Text shown:
Sculpting a story

I love editing.

Don’t get me wrong – I love writing first drafts as well. They’re fun in an entirely different way. But editing – at least editing my own work 🙂 – allows me to make changes that can turn a good story into (hopefully!) a great story.

These can be tiny, subtle changes, like adding in sensory details or description, or explaining the physical sensations a character feels in a particular sensation. Or they can be hefty changes, like adding a new scene, or taking a three-page section from chapter three and condensing it into half a page or so. The latter is on the list for tomorrow, so we’ll see how long that scene ends up being – and I might end up tossing it entirely. In my first novel, I chopped about a chapter and a half from the middle of the manuscript because the tension dropped to a crawl, and the story ended up being much better as a result.

I think of writing as like sculpting with clay. I create something, then add a little here, remove a little there, until things feel right. This approach works very well for me, and it’s surprisingly fun.

My typical process is to start at the beginning of a story and work from there to the end, then repeat until I’m happy. This could mean editing, rewriting, adding new text, etc. I refer to this as ‘editing’ for simplicity. I usually don’t start the next session where I end up. Instead I like to go back a few paragraphs, or even a few pages, depending on what’s going on. That helps ground me in the story again, and I often find that I notice things when starting a round of editing that I didn’t notice at the end of the previous session. Sometimes I’ll linger on a section for a while, but if I’m unsure what to do I’ll usually make notes to myself and catch it on the next round.

Work instructions:
**A.** Name the activities that the post on editing groups together under the single word "editing" for simplicity.
**B.** Echo the post on editing, starting with "Don’t get me" and going on through "a great story.".
The rows that come next have no connection to the post on editing.

Given records:
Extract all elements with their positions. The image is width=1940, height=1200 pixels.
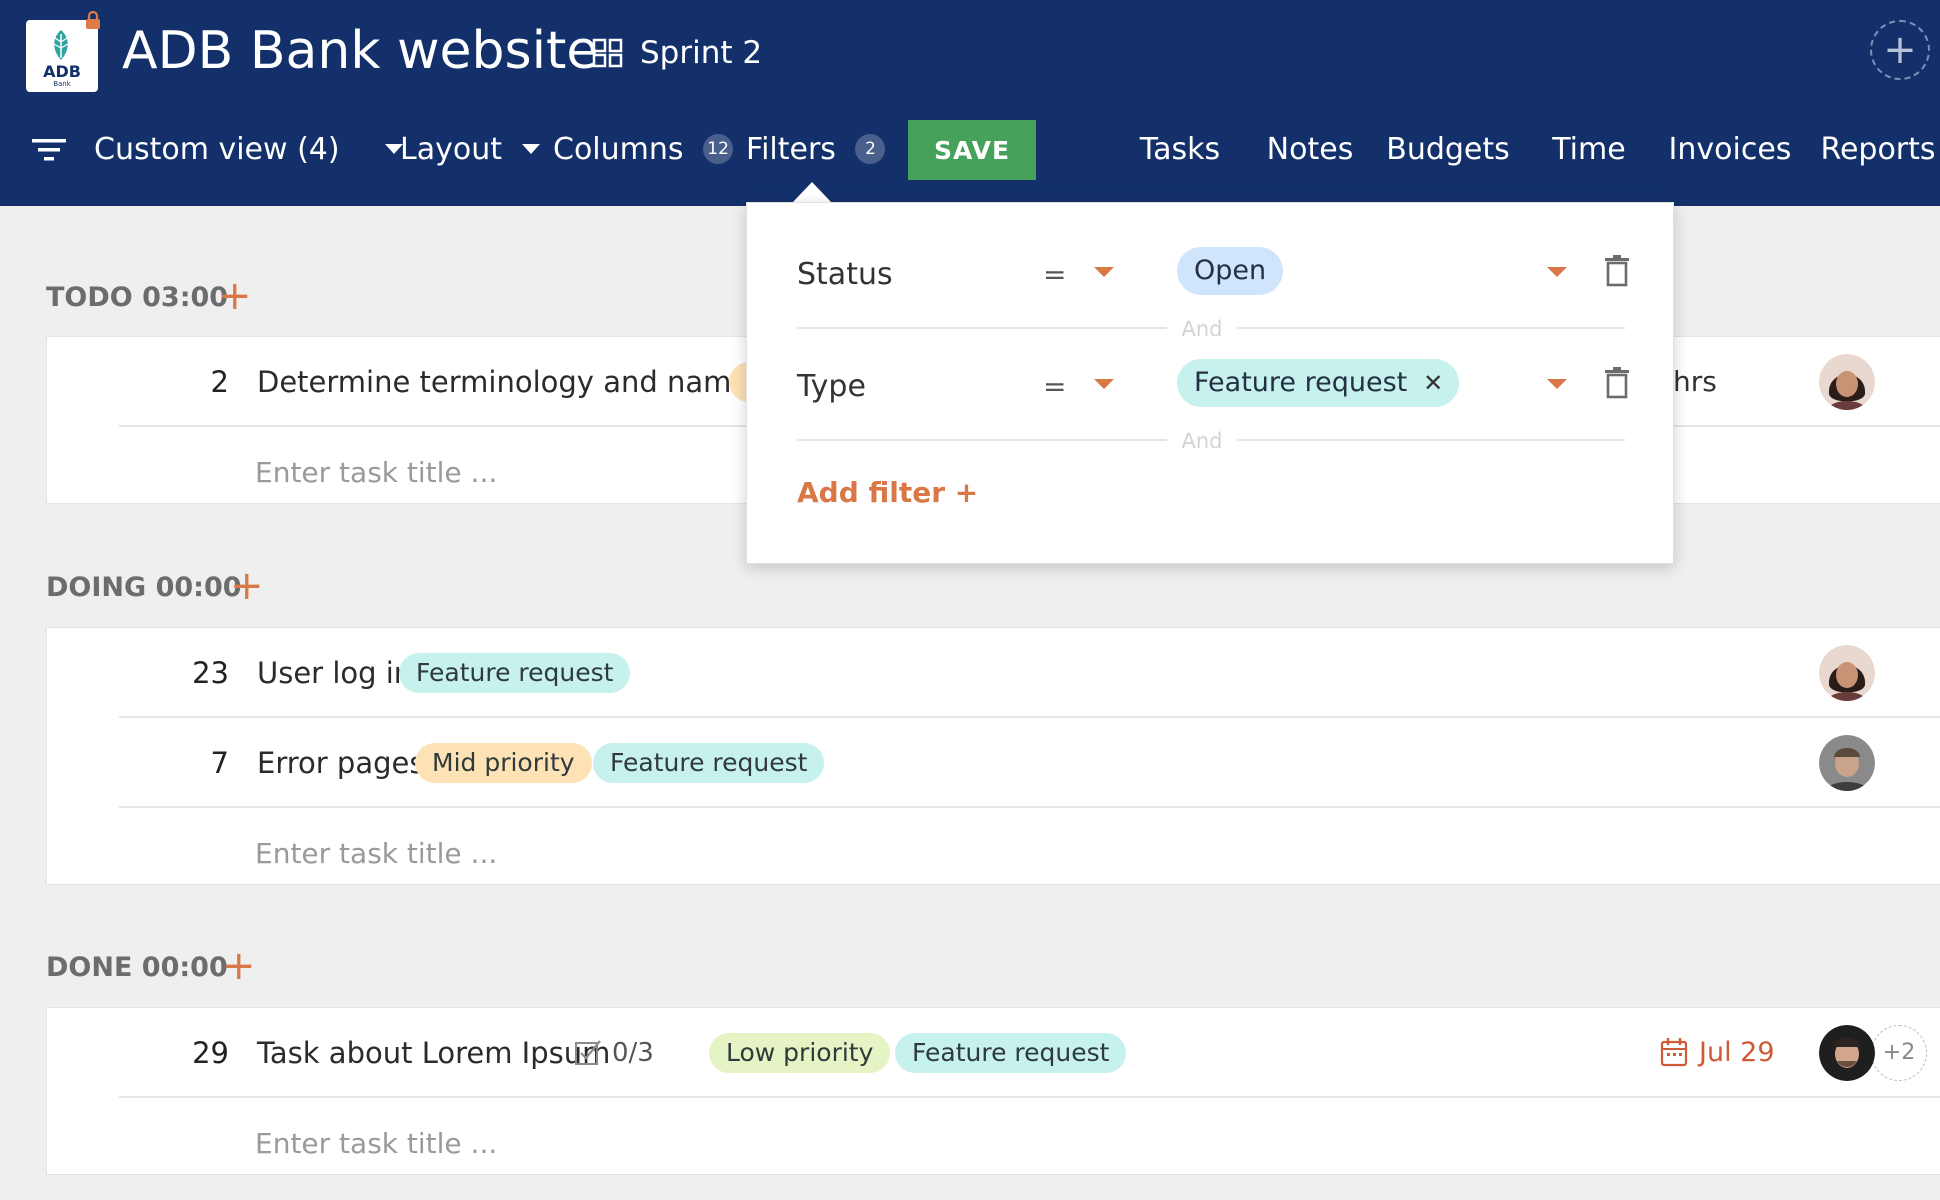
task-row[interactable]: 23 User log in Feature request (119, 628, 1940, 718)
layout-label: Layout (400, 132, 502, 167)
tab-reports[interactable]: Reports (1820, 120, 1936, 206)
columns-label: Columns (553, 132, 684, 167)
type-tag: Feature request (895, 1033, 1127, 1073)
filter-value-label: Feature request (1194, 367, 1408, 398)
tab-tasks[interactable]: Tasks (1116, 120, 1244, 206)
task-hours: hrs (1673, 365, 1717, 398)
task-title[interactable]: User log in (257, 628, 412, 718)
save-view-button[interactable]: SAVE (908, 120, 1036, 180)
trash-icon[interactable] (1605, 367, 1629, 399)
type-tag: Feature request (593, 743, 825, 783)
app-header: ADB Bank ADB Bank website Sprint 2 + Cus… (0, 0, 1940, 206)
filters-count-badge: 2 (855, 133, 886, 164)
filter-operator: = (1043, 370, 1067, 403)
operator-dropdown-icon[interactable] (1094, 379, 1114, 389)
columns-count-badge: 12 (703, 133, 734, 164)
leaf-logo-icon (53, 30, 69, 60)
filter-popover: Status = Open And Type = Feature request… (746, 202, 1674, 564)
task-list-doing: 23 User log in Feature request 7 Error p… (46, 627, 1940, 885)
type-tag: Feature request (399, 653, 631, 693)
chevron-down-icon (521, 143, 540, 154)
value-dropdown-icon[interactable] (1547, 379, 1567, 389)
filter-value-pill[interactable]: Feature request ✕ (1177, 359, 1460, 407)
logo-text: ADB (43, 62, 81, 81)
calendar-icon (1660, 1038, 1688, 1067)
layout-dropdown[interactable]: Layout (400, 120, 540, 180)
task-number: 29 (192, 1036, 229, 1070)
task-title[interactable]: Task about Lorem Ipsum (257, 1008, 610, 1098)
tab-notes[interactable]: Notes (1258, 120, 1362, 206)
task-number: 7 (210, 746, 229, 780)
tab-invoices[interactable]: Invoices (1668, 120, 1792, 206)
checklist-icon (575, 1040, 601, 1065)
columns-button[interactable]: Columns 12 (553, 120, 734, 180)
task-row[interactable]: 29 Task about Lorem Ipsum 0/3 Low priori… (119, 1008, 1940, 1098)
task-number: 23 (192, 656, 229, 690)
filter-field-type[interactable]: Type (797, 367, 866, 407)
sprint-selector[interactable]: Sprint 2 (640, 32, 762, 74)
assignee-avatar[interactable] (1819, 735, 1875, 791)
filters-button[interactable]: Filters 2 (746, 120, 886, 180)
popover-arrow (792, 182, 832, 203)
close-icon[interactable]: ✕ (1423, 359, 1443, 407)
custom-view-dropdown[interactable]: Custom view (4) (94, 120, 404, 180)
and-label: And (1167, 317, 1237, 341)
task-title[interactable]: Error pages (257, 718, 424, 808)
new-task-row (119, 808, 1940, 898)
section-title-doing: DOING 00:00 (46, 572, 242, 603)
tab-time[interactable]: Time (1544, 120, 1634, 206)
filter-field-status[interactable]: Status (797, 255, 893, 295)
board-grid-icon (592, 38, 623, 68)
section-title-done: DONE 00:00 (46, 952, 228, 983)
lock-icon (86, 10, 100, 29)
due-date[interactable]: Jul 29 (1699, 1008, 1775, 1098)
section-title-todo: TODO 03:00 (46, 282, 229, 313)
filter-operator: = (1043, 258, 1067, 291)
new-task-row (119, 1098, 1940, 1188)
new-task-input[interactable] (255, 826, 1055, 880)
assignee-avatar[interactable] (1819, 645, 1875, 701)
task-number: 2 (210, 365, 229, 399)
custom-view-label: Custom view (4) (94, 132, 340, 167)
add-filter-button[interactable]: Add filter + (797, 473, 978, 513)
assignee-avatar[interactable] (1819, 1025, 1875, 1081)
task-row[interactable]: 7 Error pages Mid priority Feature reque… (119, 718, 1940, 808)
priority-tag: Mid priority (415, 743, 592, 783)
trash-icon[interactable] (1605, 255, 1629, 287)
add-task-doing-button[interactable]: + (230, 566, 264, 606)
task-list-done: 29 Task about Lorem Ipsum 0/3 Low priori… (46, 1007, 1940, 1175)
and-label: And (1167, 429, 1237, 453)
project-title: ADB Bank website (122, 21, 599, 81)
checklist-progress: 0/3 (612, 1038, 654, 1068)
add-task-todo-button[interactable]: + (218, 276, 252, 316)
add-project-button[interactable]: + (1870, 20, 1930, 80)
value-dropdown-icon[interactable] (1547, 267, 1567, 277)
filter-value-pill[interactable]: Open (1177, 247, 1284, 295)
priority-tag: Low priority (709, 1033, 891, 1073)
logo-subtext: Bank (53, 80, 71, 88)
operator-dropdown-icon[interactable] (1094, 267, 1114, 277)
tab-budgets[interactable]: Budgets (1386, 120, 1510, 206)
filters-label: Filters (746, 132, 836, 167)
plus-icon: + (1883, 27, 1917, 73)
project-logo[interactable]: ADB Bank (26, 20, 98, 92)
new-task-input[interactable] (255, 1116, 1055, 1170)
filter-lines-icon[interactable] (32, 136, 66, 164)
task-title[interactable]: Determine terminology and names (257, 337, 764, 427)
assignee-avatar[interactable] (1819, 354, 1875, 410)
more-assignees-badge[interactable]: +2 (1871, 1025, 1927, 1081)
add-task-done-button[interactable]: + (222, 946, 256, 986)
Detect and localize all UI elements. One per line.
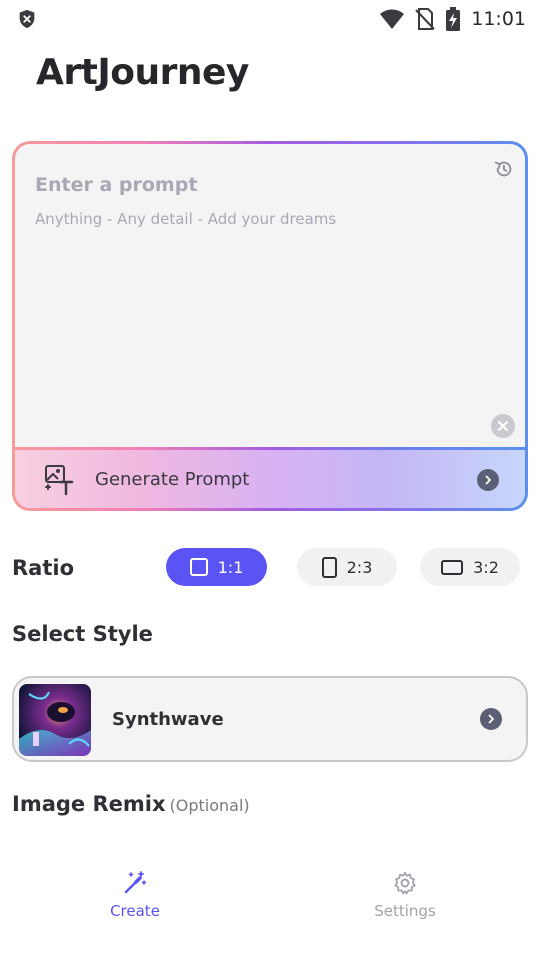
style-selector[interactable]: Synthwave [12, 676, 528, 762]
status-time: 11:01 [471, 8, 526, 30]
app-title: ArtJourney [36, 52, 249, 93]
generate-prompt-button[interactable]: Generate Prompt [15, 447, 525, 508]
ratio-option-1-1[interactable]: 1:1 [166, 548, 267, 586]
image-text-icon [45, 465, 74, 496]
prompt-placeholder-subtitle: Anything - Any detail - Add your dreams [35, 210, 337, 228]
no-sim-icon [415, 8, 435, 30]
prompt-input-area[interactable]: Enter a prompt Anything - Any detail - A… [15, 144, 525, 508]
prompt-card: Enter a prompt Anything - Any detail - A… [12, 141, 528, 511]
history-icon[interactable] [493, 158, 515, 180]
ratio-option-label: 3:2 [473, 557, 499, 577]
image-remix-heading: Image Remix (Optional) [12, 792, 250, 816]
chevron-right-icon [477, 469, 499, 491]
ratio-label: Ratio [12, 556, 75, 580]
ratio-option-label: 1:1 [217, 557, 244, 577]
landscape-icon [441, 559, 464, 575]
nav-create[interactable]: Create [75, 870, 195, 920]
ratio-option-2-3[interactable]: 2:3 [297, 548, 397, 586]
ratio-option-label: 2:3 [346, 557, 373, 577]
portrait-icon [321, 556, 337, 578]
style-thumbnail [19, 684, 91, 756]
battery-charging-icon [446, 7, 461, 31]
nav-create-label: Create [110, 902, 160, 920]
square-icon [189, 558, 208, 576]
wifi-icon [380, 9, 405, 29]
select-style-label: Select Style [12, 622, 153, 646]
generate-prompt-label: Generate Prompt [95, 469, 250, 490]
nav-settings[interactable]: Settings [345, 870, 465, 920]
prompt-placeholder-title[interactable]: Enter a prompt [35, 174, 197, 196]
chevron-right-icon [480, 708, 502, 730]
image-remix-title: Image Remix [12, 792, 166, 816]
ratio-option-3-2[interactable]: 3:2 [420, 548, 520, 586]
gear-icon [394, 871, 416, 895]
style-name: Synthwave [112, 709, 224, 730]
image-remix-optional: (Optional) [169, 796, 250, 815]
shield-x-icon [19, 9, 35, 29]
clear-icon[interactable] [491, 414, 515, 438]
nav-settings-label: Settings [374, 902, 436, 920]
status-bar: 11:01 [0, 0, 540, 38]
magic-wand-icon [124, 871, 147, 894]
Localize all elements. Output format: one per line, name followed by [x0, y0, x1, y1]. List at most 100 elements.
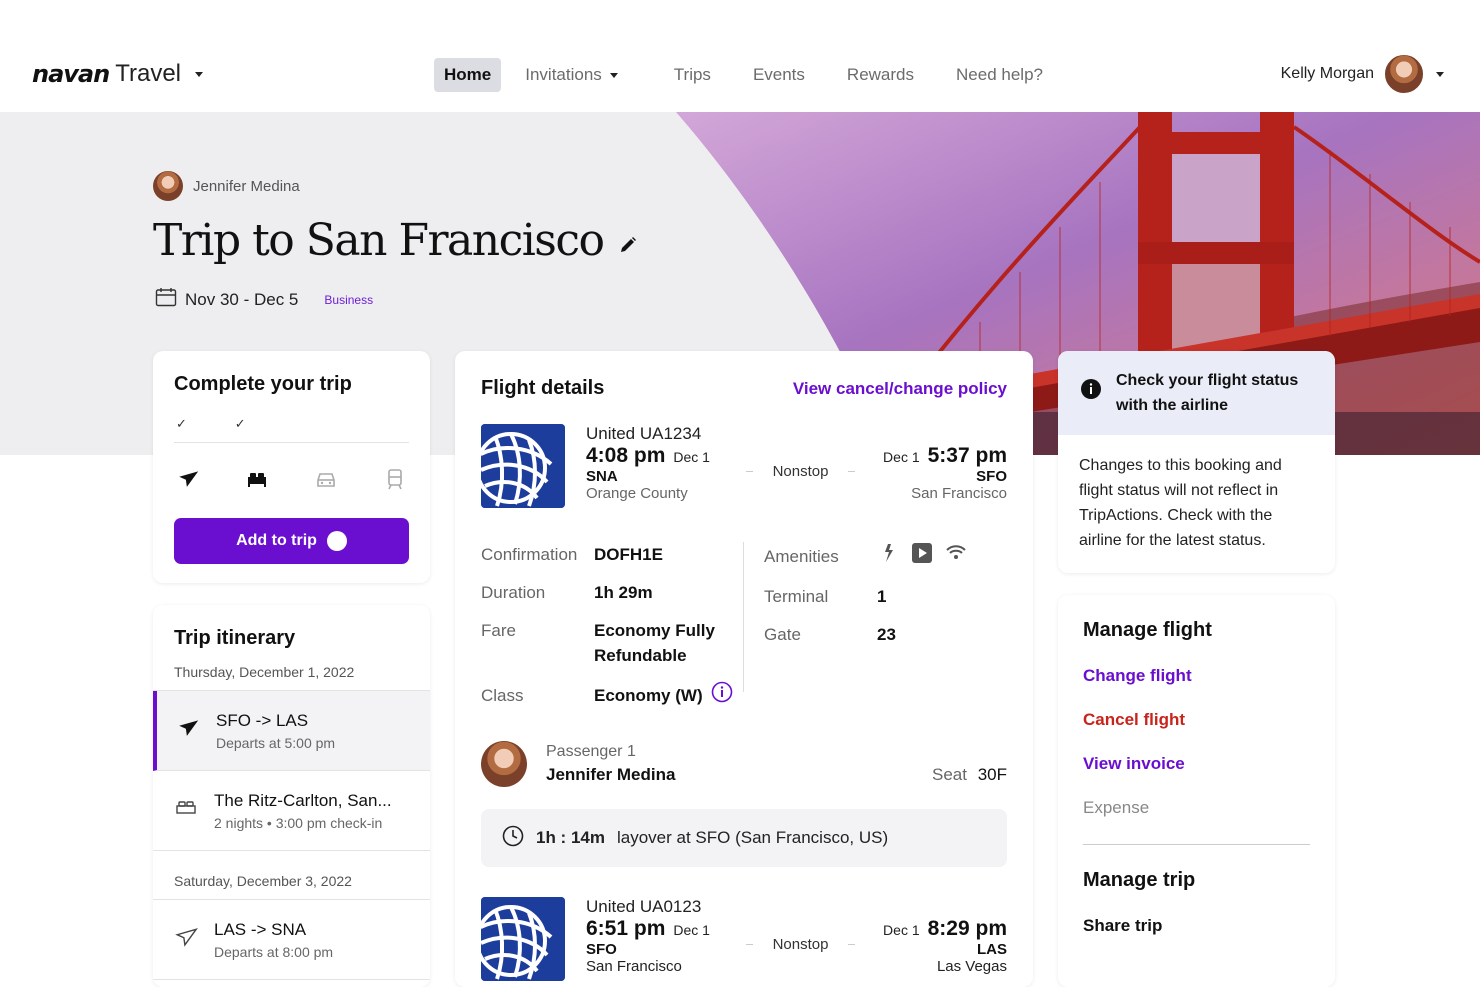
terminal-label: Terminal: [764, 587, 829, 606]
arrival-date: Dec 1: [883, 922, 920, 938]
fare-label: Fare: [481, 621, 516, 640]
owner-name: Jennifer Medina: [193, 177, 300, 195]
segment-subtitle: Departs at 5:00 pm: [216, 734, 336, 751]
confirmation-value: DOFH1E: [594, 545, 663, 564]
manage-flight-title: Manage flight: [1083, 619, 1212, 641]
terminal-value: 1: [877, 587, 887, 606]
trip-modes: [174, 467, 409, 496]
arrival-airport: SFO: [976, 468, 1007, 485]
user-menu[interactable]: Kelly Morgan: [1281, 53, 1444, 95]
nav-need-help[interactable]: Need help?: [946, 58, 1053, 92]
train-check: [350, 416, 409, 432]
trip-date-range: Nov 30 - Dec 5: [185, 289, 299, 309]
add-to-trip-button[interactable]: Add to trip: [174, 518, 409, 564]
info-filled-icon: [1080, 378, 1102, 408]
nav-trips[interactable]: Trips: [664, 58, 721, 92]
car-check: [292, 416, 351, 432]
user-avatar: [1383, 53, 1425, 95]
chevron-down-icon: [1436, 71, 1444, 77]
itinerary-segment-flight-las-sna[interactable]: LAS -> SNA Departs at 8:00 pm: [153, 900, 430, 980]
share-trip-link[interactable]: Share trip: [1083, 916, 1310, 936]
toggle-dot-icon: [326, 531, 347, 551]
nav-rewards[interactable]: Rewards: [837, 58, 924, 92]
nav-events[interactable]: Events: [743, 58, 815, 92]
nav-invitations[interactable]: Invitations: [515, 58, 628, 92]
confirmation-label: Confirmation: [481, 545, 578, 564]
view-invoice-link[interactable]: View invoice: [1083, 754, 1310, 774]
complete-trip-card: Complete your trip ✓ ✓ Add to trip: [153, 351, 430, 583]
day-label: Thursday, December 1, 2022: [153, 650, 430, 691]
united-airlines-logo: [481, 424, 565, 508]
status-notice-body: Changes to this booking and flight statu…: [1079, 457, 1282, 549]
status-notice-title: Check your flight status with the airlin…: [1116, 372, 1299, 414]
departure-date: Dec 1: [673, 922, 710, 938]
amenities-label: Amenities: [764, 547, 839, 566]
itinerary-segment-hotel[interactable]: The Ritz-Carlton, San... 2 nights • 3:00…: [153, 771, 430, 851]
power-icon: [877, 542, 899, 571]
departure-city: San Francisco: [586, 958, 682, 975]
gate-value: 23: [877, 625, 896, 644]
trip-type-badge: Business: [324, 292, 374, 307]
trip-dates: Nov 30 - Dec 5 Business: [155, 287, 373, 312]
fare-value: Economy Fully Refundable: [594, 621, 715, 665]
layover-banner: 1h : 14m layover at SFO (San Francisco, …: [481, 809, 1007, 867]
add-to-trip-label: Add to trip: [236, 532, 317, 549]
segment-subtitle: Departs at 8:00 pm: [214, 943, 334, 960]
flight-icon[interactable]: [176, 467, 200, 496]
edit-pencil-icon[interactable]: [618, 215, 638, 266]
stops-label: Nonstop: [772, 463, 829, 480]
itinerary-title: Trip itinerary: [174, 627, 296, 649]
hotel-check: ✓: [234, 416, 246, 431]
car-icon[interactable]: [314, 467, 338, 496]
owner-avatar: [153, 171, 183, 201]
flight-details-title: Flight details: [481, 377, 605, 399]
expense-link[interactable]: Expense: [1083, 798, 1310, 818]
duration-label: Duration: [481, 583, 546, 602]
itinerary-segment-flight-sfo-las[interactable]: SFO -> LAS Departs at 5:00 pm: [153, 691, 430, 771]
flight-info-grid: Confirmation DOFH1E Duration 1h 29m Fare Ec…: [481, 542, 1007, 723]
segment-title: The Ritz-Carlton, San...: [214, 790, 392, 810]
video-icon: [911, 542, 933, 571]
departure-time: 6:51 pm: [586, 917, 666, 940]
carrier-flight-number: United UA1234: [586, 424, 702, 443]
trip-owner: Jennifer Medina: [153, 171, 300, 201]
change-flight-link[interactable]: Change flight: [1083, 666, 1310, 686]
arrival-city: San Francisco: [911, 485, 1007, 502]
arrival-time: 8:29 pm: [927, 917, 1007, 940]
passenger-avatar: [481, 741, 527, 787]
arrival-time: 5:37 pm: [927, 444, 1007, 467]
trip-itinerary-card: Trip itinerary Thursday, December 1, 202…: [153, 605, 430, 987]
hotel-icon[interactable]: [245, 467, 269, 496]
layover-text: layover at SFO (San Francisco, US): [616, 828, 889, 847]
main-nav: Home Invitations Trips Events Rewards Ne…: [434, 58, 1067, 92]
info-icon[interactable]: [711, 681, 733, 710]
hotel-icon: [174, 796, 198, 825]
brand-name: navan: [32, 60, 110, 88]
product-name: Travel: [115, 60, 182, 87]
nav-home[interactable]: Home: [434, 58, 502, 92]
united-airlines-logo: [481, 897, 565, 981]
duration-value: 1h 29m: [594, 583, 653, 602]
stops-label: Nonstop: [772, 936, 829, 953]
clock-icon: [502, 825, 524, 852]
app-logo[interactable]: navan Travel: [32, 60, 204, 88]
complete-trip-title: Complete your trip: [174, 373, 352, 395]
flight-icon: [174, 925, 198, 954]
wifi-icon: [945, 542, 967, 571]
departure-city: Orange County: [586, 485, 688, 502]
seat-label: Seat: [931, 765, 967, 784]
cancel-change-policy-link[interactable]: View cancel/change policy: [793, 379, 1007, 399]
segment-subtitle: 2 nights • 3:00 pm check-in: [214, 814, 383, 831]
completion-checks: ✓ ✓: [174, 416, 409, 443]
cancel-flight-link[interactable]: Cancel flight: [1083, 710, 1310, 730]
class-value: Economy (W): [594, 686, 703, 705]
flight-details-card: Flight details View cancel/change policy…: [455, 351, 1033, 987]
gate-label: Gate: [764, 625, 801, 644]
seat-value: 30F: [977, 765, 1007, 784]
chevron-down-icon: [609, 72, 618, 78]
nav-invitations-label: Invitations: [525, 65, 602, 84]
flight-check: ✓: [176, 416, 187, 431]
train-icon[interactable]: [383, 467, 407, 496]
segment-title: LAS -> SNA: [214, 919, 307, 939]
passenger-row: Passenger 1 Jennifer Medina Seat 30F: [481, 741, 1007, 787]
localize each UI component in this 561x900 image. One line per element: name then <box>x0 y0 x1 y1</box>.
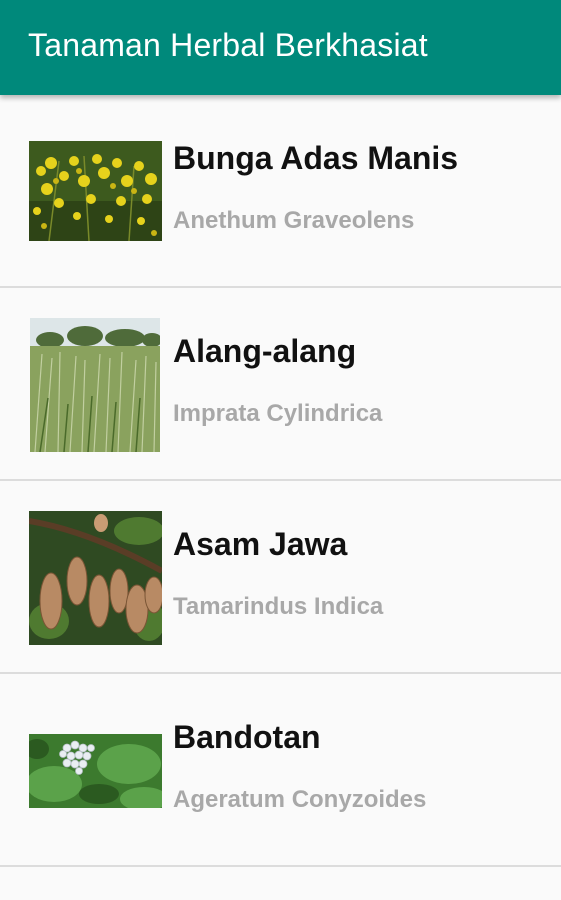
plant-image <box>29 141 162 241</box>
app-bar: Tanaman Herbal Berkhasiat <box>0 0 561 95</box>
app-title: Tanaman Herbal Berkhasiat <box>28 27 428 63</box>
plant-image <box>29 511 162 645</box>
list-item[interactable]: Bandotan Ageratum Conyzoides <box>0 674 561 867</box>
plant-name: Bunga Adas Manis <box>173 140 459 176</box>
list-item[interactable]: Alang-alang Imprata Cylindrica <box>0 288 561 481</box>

Answers:
**A.** Editing, rewriting, and adding new text.

**B.**
Don’t get me wrong – I love writing first drafts as well. They’re fun in an entirely different way. But editing – at least editing my own work 🙂 – allows me to make changes that can turn a good story into (hopefully!) a great story.